OBJECTIVE: Sift the listing for lines that hold the string "иксодовых" and pull them out.

-- RAW DATA start --

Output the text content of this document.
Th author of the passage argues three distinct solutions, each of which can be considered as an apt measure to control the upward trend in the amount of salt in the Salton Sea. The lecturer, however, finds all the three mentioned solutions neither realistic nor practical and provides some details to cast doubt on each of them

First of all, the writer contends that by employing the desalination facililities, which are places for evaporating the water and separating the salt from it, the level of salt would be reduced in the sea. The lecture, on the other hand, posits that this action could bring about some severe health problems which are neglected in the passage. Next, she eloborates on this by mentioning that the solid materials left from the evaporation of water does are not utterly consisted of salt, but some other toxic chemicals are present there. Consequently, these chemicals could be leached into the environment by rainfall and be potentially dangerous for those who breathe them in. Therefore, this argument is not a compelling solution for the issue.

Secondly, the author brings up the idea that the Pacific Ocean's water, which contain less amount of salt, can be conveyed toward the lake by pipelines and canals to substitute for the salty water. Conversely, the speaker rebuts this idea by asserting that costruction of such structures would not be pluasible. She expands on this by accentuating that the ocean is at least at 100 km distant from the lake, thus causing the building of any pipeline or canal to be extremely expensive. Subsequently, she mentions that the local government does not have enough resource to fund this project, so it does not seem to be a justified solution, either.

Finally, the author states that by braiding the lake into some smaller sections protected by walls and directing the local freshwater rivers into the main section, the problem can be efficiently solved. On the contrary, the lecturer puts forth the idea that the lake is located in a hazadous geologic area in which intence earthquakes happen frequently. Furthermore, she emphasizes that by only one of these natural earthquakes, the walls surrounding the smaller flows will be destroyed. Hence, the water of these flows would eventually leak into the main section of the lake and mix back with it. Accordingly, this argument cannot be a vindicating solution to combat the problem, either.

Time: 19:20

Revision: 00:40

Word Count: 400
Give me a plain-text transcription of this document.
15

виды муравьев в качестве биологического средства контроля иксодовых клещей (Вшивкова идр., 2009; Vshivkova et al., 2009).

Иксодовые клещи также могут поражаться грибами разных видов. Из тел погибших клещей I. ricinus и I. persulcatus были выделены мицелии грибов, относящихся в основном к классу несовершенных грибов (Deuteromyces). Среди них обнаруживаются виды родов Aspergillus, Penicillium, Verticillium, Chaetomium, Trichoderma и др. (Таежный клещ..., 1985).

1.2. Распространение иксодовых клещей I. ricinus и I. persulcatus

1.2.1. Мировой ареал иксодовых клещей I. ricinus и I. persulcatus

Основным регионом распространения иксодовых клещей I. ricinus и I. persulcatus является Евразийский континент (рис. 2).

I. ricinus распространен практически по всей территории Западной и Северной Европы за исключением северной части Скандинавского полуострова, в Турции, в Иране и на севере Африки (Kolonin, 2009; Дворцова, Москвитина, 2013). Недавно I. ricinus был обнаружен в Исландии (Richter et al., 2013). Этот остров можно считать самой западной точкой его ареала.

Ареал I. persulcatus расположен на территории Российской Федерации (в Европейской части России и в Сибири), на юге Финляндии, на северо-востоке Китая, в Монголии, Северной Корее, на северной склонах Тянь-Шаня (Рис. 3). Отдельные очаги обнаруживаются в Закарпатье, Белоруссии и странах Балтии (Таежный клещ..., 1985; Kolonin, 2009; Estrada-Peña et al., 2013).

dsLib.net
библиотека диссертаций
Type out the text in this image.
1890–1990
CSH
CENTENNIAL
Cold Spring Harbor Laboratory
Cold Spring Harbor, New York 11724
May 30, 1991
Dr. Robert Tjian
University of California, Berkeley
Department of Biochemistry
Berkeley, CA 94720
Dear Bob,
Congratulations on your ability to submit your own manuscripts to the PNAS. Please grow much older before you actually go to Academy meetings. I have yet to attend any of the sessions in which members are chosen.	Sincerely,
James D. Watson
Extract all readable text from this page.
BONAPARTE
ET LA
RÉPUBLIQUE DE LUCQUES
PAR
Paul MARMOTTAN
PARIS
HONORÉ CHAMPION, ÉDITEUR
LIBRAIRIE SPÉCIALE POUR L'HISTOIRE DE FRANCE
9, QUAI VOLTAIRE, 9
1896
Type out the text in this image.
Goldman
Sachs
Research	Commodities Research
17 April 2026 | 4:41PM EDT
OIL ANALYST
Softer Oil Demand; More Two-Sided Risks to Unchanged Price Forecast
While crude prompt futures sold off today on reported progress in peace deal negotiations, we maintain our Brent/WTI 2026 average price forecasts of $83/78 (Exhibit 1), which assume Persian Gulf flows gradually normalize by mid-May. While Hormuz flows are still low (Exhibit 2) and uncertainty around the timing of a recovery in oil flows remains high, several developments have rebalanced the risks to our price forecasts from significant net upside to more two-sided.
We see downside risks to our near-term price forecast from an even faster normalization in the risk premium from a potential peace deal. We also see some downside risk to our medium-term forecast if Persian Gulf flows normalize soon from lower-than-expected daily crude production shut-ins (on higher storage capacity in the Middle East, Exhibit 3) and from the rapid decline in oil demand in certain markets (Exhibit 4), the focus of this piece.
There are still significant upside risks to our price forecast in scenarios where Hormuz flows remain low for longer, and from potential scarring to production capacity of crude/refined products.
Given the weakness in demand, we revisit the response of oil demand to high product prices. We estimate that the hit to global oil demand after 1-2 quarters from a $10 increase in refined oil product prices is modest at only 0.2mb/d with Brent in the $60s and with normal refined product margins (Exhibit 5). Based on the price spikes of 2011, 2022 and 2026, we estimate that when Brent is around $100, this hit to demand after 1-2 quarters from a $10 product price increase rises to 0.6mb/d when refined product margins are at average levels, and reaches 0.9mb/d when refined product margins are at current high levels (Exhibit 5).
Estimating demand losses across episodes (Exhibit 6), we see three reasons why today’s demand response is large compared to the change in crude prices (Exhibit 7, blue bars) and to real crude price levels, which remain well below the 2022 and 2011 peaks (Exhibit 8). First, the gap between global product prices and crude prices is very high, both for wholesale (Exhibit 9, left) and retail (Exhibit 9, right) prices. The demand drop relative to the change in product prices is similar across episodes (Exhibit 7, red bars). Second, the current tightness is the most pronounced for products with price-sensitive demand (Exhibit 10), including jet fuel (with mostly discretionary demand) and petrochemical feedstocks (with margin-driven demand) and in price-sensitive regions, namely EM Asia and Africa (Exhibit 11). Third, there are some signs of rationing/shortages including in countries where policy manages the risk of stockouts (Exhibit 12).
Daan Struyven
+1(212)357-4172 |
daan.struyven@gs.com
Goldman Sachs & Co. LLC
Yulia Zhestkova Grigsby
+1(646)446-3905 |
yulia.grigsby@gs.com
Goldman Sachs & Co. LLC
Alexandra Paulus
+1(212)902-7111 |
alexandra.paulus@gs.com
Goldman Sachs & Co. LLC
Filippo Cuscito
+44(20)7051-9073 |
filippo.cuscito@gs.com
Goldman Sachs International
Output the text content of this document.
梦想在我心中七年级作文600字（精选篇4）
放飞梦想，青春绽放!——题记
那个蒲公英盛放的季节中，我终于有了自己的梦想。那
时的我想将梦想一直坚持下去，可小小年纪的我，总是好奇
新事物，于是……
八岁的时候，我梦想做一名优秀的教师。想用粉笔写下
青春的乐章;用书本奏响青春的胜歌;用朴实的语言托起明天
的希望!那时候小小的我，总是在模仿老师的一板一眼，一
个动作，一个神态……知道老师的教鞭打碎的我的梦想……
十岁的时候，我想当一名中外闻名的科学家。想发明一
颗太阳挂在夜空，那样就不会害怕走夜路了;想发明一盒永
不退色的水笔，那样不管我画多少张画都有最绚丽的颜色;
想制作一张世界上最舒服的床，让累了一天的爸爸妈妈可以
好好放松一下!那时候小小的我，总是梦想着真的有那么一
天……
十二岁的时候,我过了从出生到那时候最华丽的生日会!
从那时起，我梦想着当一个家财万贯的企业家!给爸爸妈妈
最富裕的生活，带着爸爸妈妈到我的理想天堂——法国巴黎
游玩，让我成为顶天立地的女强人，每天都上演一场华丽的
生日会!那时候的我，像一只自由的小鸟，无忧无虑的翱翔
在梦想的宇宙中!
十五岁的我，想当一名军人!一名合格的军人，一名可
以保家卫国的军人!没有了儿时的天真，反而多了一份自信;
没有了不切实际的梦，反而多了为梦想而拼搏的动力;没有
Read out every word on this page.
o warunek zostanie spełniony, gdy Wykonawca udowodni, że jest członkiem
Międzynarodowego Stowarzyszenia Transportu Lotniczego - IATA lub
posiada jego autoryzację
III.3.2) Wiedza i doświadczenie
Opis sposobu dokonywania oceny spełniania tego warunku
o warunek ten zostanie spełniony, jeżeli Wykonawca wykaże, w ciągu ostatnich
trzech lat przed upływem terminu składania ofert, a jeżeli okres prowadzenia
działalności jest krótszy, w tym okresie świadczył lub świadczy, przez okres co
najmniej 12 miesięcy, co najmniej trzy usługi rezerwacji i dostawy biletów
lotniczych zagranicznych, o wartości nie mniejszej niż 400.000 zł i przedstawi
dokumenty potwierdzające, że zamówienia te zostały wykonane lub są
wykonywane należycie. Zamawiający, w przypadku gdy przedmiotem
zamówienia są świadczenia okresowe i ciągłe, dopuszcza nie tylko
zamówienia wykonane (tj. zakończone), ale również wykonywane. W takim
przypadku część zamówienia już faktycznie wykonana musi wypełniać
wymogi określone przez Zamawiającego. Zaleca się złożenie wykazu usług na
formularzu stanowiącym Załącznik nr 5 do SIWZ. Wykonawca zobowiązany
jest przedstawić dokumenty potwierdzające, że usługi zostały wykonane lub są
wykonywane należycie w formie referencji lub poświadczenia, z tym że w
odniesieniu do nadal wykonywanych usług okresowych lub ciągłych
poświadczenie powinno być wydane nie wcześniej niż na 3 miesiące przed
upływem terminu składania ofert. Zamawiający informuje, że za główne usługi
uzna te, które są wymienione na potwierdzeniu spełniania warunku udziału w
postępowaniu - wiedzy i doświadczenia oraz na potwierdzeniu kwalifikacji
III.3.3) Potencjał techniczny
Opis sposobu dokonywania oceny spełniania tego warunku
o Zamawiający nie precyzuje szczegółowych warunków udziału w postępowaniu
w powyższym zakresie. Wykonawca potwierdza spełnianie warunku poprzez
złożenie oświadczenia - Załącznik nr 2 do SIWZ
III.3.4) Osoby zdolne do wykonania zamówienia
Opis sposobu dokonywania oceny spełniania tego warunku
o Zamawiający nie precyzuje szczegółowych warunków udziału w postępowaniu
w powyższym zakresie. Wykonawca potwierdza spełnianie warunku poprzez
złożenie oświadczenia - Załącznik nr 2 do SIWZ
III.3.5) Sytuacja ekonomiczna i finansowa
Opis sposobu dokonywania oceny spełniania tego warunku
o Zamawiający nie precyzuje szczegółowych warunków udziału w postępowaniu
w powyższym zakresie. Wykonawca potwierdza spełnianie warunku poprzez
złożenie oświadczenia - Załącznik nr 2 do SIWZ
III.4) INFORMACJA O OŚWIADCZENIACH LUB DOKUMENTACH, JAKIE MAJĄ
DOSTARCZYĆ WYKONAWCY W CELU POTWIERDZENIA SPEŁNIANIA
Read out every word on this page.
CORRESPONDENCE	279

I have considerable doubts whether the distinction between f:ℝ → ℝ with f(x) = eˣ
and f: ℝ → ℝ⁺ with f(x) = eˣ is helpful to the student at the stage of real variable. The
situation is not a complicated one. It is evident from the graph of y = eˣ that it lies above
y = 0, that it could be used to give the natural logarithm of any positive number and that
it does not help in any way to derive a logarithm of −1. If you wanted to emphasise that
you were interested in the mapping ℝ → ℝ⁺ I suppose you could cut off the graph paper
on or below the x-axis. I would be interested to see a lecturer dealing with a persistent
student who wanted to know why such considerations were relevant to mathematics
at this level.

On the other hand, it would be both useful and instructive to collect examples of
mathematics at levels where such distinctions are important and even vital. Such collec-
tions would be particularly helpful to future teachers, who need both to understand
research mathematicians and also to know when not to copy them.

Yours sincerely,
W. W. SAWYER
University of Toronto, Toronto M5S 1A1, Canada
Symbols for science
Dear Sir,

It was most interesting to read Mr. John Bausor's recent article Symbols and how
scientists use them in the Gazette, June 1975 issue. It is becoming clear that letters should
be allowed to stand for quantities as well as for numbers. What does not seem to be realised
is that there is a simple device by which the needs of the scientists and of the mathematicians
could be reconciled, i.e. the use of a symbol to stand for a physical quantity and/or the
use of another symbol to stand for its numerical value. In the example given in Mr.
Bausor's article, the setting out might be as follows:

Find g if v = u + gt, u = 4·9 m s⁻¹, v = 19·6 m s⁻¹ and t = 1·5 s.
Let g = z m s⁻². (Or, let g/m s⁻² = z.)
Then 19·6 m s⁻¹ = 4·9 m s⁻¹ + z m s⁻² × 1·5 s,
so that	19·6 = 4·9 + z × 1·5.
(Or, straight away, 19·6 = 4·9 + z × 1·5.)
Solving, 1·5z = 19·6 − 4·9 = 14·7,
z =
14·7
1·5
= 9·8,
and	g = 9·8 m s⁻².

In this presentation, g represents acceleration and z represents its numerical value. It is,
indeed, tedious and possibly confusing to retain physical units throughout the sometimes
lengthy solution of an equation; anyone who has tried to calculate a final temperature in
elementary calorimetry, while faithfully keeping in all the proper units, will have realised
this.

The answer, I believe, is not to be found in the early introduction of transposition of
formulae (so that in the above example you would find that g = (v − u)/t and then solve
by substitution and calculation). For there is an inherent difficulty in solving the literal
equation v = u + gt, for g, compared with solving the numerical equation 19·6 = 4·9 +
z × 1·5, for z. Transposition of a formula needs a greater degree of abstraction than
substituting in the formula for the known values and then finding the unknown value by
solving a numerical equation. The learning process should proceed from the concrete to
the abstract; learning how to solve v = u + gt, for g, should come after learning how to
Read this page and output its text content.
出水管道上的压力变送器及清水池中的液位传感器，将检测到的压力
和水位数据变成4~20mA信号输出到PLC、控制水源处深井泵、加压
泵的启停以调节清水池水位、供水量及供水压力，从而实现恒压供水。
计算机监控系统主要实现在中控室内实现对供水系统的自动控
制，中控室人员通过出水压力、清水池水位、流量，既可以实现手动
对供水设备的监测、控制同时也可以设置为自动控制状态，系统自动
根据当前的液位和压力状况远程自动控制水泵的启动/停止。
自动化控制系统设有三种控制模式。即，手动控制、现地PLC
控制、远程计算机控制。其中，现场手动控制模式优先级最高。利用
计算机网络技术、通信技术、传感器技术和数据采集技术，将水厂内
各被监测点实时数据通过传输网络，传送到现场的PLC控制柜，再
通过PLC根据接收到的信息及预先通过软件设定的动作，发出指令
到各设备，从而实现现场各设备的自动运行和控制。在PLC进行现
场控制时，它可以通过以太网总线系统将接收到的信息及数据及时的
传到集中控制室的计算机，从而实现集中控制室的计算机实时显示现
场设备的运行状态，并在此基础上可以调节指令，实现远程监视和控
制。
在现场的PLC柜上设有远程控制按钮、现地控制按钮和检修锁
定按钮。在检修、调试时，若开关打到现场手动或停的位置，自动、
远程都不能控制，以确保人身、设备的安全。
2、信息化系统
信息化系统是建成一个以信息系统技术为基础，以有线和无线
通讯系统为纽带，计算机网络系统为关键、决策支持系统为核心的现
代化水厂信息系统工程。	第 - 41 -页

-- RAW DATA end --

WRITTEN ANSWER:
виды муравьев в качестве биологического средства контроля иксодовых клещей (Вшивкова идр., 2009; Vshivkova et al., 2009).
1.2. Распространение иксодовых клещей I. ricinus и I. persulcatus
1.2.1. Мировой ареал иксодовых клещей I. ricinus и I. persulcatus
Основным регионом распространения иксодовых клещей I. ricinus и I. persulcatus является Евразийский континент (рис. 2).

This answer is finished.